## TASK GOAL
From the entries that follow, work out how many lines contain "very". Write the number only.

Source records
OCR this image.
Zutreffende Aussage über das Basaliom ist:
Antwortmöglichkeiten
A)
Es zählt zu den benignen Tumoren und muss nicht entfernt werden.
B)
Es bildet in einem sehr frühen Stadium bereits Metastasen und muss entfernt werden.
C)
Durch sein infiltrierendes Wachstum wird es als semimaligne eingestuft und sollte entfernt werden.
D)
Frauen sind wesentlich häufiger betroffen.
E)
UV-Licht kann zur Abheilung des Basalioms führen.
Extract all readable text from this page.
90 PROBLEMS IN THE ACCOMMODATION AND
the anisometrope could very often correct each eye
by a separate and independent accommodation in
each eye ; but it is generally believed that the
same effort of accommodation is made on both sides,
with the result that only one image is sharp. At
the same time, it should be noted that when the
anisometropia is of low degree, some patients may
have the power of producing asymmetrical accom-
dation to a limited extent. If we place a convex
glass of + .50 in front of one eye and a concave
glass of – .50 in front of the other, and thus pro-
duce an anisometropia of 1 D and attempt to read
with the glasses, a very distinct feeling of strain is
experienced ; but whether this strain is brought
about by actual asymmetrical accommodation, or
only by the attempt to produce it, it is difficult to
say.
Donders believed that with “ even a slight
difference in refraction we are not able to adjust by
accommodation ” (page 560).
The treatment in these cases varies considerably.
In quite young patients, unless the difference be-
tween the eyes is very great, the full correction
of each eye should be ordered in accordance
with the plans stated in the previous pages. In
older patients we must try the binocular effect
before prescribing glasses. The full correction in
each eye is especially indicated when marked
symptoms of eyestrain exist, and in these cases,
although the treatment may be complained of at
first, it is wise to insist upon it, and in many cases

## RESPONSE TO THIS TASK
3